### What you have to do
Look below and pull out each line with the word "shipowner".

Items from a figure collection
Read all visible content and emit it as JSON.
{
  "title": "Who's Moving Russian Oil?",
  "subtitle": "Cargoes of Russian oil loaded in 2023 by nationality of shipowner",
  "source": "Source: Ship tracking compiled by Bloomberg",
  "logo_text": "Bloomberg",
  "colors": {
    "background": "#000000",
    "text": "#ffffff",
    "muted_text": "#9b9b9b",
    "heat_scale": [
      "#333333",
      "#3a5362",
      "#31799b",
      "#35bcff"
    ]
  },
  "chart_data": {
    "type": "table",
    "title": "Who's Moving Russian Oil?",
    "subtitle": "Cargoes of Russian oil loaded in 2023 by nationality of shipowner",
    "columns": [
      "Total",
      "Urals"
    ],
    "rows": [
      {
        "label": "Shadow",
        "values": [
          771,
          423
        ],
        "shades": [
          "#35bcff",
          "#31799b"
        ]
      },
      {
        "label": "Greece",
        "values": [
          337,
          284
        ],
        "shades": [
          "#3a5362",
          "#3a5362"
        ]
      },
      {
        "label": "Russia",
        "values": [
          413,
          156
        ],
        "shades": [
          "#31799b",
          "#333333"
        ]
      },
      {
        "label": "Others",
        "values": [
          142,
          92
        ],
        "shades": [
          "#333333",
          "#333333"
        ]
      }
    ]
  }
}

### Result
  "subtitle": "Cargoes of Russian oil loaded in 2023 by nationality of shipowner",
    "subtitle": "Cargoes of Russian oil loaded in 2023 by nationality of shipowner",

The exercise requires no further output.